**Written instruction:**
Repeat the listing below in full, exactly as it stands.
begin Data supplied
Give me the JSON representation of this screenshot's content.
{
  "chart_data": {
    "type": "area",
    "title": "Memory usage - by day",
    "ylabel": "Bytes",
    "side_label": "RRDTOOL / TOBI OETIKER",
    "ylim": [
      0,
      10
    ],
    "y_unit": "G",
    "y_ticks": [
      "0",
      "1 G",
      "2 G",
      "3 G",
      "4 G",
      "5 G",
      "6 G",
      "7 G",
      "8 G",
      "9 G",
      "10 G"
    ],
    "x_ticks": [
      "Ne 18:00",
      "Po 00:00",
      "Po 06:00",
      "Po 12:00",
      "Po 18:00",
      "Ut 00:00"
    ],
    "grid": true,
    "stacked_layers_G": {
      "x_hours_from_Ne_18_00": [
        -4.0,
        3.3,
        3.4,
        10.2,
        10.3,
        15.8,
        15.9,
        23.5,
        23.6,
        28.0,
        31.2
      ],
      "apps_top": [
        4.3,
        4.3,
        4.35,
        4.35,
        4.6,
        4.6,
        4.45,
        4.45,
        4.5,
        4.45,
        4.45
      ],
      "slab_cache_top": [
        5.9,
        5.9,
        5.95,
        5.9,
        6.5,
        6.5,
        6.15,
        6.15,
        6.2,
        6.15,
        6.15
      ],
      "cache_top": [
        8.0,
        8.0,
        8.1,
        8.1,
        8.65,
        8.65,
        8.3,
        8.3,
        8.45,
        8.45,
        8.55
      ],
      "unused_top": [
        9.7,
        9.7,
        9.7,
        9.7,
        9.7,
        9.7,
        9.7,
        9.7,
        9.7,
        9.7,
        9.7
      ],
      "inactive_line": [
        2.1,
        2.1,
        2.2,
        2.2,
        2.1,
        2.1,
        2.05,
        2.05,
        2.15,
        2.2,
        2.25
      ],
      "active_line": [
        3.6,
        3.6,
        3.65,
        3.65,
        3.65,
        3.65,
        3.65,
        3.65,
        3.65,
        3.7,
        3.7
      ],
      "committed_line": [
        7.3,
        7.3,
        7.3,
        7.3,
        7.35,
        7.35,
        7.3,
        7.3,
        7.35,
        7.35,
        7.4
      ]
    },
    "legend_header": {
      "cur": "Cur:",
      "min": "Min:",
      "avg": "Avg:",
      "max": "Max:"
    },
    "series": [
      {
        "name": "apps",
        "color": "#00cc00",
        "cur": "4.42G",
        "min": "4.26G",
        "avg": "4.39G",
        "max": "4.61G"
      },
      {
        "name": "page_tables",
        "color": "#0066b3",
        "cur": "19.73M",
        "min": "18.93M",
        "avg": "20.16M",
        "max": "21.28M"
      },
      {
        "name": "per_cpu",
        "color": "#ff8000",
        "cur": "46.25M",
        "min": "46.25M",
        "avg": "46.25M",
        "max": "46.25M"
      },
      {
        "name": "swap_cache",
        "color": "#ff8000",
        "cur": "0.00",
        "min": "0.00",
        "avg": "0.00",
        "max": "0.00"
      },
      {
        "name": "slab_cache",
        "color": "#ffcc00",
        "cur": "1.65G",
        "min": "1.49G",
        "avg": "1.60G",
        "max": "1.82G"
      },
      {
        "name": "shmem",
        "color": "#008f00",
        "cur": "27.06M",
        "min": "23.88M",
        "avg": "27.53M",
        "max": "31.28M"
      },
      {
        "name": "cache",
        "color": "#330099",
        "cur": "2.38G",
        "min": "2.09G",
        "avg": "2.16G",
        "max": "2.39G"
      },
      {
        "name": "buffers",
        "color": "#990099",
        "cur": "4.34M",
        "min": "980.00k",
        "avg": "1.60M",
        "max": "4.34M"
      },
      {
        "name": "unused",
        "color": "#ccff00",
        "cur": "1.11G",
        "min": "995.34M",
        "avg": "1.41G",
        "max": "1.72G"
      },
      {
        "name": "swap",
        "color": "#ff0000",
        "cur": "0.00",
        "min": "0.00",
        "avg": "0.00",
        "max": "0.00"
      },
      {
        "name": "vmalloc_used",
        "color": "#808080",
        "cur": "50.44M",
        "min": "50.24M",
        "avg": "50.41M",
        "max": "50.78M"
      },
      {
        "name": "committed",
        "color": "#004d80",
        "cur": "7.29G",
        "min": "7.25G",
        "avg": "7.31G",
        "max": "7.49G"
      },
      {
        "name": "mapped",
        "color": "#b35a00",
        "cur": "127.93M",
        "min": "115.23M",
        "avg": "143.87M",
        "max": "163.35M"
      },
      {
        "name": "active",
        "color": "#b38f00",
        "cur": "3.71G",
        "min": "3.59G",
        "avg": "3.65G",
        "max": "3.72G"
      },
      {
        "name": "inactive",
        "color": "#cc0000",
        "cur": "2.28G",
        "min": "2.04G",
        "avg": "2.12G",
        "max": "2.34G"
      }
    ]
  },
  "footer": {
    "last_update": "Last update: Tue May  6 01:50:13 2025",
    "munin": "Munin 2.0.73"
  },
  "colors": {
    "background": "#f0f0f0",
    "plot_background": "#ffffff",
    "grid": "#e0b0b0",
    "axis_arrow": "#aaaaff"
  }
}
end Data supplied
**The reply:**
Give me the JSON representation of this screenshot's content.
{
  "chart_data": {
    "type": "area",
    "title": "Memory usage - by day",
    "ylabel": "Bytes",
    "side_label": "RRDTOOL / TOBI OETIKER",
    "ylim": [
      0,
      10
    ],
    "y_unit": "G",
    "y_ticks": [
      "0",
      "1 G",
      "2 G",
      "3 G",
      "4 G",
      "5 G",
      "6 G",
      "7 G",
      "8 G",
      "9 G",
      "10 G"
    ],
    "x_ticks": [
      "Ne 18:00",
      "Po 00:00",
      "Po 06:00",
      "Po 12:00",
      "Po 18:00",
      "Ut 00:00"
    ],
    "grid": true,
    "stacked_layers_G": {
      "x_hours_from_Ne_18_00": [
        -4.0,
        3.3,
        3.4,
        10.2,
        10.3,
        15.8,
        15.9,
        23.5,
        23.6,
        28.0,
        31.2
      ],
      "apps_top": [
        4.3,
        4.3,
        4.35,
        4.35,
        4.6,
        4.6,
        4.45,
        4.45,
        4.5,
        4.45,
        4.45
      ],
      "slab_cache_top": [
        5.9,
        5.9,
        5.95,
        5.9,
        6.5,
        6.5,
        6.15,
        6.15,
        6.2,
        6.15,
        6.15
      ],
      "cache_top": [
        8.0,
        8.0,
        8.1,
        8.1,
        8.65,
        8.65,
        8.3,
        8.3,
        8.45,
        8.45,
        8.55
      ],
      "unused_top": [
        9.7,
        9.7,
        9.7,
        9.7,
        9.7,
        9.7,
        9.7,
        9.7,
        9.7,
        9.7,
        9.7
      ],
      "inactive_line": [
        2.1,
        2.1,
        2.2,
        2.2,
        2.1,
        2.1,
        2.05,
        2.05,
        2.15,
        2.2,
        2.25
      ],
      "active_line": [
        3.6,
        3.6,
        3.65,
        3.65,
        3.65,
        3.65,
        3.65,
        3.65,
        3.65,
        3.7,
        3.7
      ],
      "committed_line": [
        7.3,
        7.3,
        7.3,
        7.3,
        7.35,
        7.35,
        7.3,
        7.3,
        7.35,
        7.35,
        7.4
      ]
    },
    "legend_header": {
      "cur": "Cur:",
      "min": "Min:",
      "avg": "Avg:",
      "max": "Max:"
    },
    "series": [
      {
        "name": "apps",
        "color": "#00cc00",
        "cur": "4.42G",
        "min": "4.26G",
        "avg": "4.39G",
        "max": "4.61G"
      },
      {
        "name": "page_tables",
        "color": "#0066b3",
        "cur": "19.73M",
        "min": "18.93M",
        "avg": "20.16M",
        "max": "21.28M"
      },
      {
        "name": "per_cpu",
        "color": "#ff8000",
        "cur": "46.25M",
        "min": "46.25M",
        "avg": "46.25M",
        "max": "46.25M"
      },
      {
        "name": "swap_cache",
        "color": "#ff8000",
        "cur": "0.00",
        "min": "0.00",
        "avg": "0.00",
        "max": "0.00"
      },
      {
        "name": "slab_cache",
        "color": "#ffcc00",
        "cur": "1.65G",
        "min": "1.49G",
        "avg": "1.60G",
        "max": "1.82G"
      },
      {
        "name": "shmem",
        "color": "#008f00",
        "cur": "27.06M",
        "min": "23.88M",
        "avg": "27.53M",
        "max": "31.28M"
      },
      {
        "name": "cache",
        "color": "#330099",
        "cur": "2.38G",
        "min": "2.09G",
        "avg": "2.16G",
        "max": "2.39G"
      },
      {
        "name": "buffers",
        "color": "#990099",
        "cur": "4.34M",
        "min": "980.00k",
        "avg": "1.60M",
        "max": "4.34M"
      },
      {
        "name": "unused",
        "color": "#ccff00",
        "cur": "1.11G",
        "min": "995.34M",
        "avg": "1.41G",
        "max": "1.72G"
      },
      {
        "name": "swap",
        "color": "#ff0000",
        "cur": "0.00",
        "min": "0.00",
        "avg": "0.00",
        "max": "0.00"
      },
      {
        "name": "vmalloc_used",
        "color": "#808080",
        "cur": "50.44M",
        "min": "50.24M",
        "avg": "50.41M",
        "max": "50.78M"
      },
      {
        "name": "committed",
        "color": "#004d80",
        "cur": "7.29G",
        "min": "7.25G",
        "avg": "7.31G",
        "max": "7.49G"
      },
      {
        "name": "mapped",
        "color": "#b35a00",
        "cur": "127.93M",
        "min": "115.23M",
        "avg": "143.87M",
        "max": "163.35M"
      },
      {
        "name": "active",
        "color": "#b38f00",
        "cur": "3.71G",
        "min": "3.59G",
        "avg": "3.65G",
        "max": "3.72G"
      },
      {
        "name": "inactive",
        "color": "#cc0000",
        "cur": "2.28G",
        "min": "2.04G",
        "avg": "2.12G",
        "max": "2.34G"
      }
    ]
  },
  "footer": {
    "last_update": "Last update: Tue May  6 01:50:13 2025",
    "munin": "Munin 2.0.73"
  },
  "colors": {
    "background": "#f0f0f0",
    "plot_background": "#ffffff",
    "grid": "#e0b0b0",
    "axis_arrow": "#aaaaff"
  }
}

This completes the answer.